-- start MATERIAL PROVIDED --

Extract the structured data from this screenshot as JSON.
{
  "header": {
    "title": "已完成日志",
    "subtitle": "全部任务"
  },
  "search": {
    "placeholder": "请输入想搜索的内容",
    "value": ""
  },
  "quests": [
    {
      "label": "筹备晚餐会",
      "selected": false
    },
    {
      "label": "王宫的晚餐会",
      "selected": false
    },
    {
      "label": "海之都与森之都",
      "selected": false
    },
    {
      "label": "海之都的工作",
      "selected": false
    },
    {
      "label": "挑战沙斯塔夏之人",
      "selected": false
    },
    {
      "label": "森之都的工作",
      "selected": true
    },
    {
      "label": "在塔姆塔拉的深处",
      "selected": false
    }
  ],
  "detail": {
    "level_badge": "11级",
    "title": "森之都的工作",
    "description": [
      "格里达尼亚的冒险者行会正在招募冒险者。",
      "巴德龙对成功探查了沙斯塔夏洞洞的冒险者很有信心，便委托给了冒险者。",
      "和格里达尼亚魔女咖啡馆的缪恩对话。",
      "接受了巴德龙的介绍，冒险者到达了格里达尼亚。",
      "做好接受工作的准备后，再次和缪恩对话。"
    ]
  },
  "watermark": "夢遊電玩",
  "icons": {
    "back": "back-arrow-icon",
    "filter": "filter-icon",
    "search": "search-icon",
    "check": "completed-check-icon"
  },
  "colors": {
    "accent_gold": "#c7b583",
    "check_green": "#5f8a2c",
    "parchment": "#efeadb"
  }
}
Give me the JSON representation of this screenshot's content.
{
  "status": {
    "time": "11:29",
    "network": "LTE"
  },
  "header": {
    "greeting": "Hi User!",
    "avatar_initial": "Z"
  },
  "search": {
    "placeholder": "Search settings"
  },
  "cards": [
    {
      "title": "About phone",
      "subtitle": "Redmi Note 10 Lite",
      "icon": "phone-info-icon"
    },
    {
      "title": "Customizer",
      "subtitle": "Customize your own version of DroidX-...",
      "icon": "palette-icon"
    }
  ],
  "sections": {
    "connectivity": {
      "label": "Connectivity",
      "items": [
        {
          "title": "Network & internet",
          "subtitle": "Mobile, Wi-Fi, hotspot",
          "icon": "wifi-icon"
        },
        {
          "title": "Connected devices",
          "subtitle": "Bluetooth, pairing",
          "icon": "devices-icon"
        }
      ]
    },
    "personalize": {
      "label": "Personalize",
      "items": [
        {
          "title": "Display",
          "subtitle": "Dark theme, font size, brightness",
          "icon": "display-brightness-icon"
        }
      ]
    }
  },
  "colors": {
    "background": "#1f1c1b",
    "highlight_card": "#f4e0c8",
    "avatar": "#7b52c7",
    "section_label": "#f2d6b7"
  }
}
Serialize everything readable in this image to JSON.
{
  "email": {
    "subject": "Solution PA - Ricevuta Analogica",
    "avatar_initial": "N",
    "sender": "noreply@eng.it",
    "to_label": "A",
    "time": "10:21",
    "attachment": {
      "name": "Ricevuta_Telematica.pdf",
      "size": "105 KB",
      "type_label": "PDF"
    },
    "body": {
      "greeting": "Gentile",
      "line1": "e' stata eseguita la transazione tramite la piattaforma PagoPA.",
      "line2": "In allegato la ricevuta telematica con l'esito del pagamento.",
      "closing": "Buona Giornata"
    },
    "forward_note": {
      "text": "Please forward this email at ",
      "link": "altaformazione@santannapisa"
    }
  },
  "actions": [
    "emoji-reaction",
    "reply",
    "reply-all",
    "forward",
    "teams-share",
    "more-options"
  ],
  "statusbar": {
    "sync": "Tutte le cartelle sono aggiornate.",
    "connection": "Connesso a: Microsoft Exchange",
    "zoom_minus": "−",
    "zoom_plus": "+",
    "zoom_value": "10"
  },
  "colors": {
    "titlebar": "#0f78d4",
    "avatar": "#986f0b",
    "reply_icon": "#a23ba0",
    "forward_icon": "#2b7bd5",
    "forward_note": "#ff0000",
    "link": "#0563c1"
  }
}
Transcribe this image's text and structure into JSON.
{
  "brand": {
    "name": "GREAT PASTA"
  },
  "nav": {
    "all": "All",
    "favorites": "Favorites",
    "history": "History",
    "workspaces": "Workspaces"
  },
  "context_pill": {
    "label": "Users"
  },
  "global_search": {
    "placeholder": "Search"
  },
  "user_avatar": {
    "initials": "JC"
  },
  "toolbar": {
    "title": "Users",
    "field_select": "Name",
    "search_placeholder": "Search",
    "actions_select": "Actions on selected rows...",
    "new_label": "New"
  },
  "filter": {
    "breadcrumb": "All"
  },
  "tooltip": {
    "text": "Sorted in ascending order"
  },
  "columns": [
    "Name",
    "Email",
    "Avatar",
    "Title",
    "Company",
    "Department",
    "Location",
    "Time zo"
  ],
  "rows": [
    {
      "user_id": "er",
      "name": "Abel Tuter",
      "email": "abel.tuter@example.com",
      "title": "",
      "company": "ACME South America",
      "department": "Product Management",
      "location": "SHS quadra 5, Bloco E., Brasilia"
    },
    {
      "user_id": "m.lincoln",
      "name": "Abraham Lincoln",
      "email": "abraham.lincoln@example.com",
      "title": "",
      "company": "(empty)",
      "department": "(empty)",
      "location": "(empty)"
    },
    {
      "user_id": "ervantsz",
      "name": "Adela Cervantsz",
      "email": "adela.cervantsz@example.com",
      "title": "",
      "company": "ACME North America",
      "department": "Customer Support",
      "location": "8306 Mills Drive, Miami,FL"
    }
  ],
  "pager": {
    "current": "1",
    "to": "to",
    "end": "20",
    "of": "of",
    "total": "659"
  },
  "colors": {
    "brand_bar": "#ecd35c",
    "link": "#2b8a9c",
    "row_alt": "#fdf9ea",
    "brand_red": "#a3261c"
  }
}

-- end MATERIAL PROVIDED --

■ **TASK**
Extract the listing in its entirety and repeat it exactly.

■ **RESULT OF THE TASK**
Extract the structured data from this screenshot as JSON.
{
  "header": {
    "title": "已完成日志",
    "subtitle": "全部任务"
  },
  "search": {
    "placeholder": "请输入想搜索的内容",
    "value": ""
  },
  "quests": [
    {
      "label": "筹备晚餐会",
      "selected": false
    },
    {
      "label": "王宫的晚餐会",
      "selected": false
    },
    {
      "label": "海之都与森之都",
      "selected": false
    },
    {
      "label": "海之都的工作",
      "selected": false
    },
    {
      "label": "挑战沙斯塔夏之人",
      "selected": false
    },
    {
      "label": "森之都的工作",
      "selected": true
    },
    {
      "label": "在塔姆塔拉的深处",
      "selected": false
    }
  ],
  "detail": {
    "level_badge": "11级",
    "title": "森之都的工作",
    "description": [
      "格里达尼亚的冒险者行会正在招募冒险者。",
      "巴德龙对成功探查了沙斯塔夏洞洞的冒险者很有信心，便委托给了冒险者。",
      "和格里达尼亚魔女咖啡馆的缪恩对话。",
      "接受了巴德龙的介绍，冒险者到达了格里达尼亚。",
      "做好接受工作的准备后，再次和缪恩对话。"
    ]
  },
  "watermark": "夢遊電玩",
  "icons": {
    "back": "back-arrow-icon",
    "filter": "filter-icon",
    "search": "search-icon",
    "check": "completed-check-icon"
  },
  "colors": {
    "accent_gold": "#c7b583",
    "check_green": "#5f8a2c",
    "parchment": "#efeadb"
  }
}
Give me the JSON representation of this screenshot's content.
{
  "status": {
    "time": "11:29",
    "network": "LTE"
  },
  "header": {
    "greeting": "Hi User!",
    "avatar_initial": "Z"
  },
  "search": {
    "placeholder": "Search settings"
  },
  "cards": [
    {
      "title": "About phone",
      "subtitle": "Redmi Note 10 Lite",
      "icon": "phone-info-icon"
    },
    {
      "title": "Customizer",
      "subtitle": "Customize your own version of DroidX-...",
      "icon": "palette-icon"
    }
  ],
  "sections": {
    "connectivity": {
      "label": "Connectivity",
      "items": [
        {
          "title": "Network & internet",
          "subtitle": "Mobile, Wi-Fi, hotspot",
          "icon": "wifi-icon"
        },
        {
          "title": "Connected devices",
          "subtitle": "Bluetooth, pairing",
          "icon": "devices-icon"
        }
      ]
    },
    "personalize": {
      "label": "Personalize",
      "items": [
        {
          "title": "Display",
          "subtitle": "Dark theme, font size, brightness",
          "icon": "display-brightness-icon"
        }
      ]
    }
  },
  "colors": {
    "background": "#1f1c1b",
    "highlight_card": "#f4e0c8",
    "avatar": "#7b52c7",
    "section_label": "#f2d6b7"
  }
}
Serialize everything readable in this image to JSON.
{
  "email": {
    "subject": "Solution PA - Ricevuta Analogica",
    "avatar_initial": "N",
    "sender": "noreply@eng.it",
    "to_label": "A",
    "time": "10:21",
    "attachment": {
      "name": "Ricevuta_Telematica.pdf",
      "size": "105 KB",
      "type_label": "PDF"
    },
    "body": {
      "greeting": "Gentile",
      "line1": "e' stata eseguita la transazione tramite la piattaforma PagoPA.",
      "line2": "In allegato la ricevuta telematica con l'esito del pagamento.",
      "closing": "Buona Giornata"
    },
    "forward_note": {
      "text": "Please forward this email at ",
      "link": "altaformazione@santannapisa"
    }
  },
  "actions": [
    "emoji-reaction",
    "reply",
    "reply-all",
    "forward",
    "teams-share",
    "more-options"
  ],
  "statusbar": {
    "sync": "Tutte le cartelle sono aggiornate.",
    "connection": "Connesso a: Microsoft Exchange",
    "zoom_minus": "−",
    "zoom_plus": "+",
    "zoom_value": "10"
  },
  "colors": {
    "titlebar": "#0f78d4",
    "avatar": "#986f0b",
    "reply_icon": "#a23ba0",
    "forward_icon": "#2b7bd5",
    "forward_note": "#ff0000",
    "link": "#0563c1"
  }
}
Transcribe this image's text and structure into JSON.
{
  "brand": {
    "name": "GREAT PASTA"
  },
  "nav": {
    "all": "All",
    "favorites": "Favorites",
    "history": "History",
    "workspaces": "Workspaces"
  },
  "context_pill": {
    "label": "Users"
  },
  "global_search": {
    "placeholder": "Search"
  },
  "user_avatar": {
    "initials": "JC"
  },
  "toolbar": {
    "title": "Users",
    "field_select": "Name",
    "search_placeholder": "Search",
    "actions_select": "Actions on selected rows...",
    "new_label": "New"
  },
  "filter": {
    "breadcrumb": "All"
  },
  "tooltip": {
    "text": "Sorted in ascending order"
  },
  "columns": [
    "Name",
    "Email",
    "Avatar",
    "Title",
    "Company",
    "Department",
    "Location",
    "Time zo"
  ],
  "rows": [
    {
      "user_id": "er",
      "name": "Abel Tuter",
      "email": "abel.tuter@example.com",
      "title": "",
      "company": "ACME South America",
      "department": "Product Management",
      "location": "SHS quadra 5, Bloco E., Brasilia"
    },
    {
      "user_id": "m.lincoln",
      "name": "Abraham Lincoln",
      "email": "abraham.lincoln@example.com",
      "title": "",
      "company": "(empty)",
      "department": "(empty)",
      "location": "(empty)"
    },
    {
      "user_id": "ervantsz",
      "name": "Adela Cervantsz",
      "email": "adela.cervantsz@example.com",
      "title": "",
      "company": "ACME North America",
      "department": "Customer Support",
      "location": "8306 Mills Drive, Miami,FL"
    }
  ],
  "pager": {
    "current": "1",
    "to": "to",
    "end": "20",
    "of": "of",
    "total": "659"
  },
  "colors": {
    "brand_bar": "#ecd35c",
    "link": "#2b8a9c",
    "row_alt": "#fdf9ea",
    "brand_red": "#a3261c"
  }
}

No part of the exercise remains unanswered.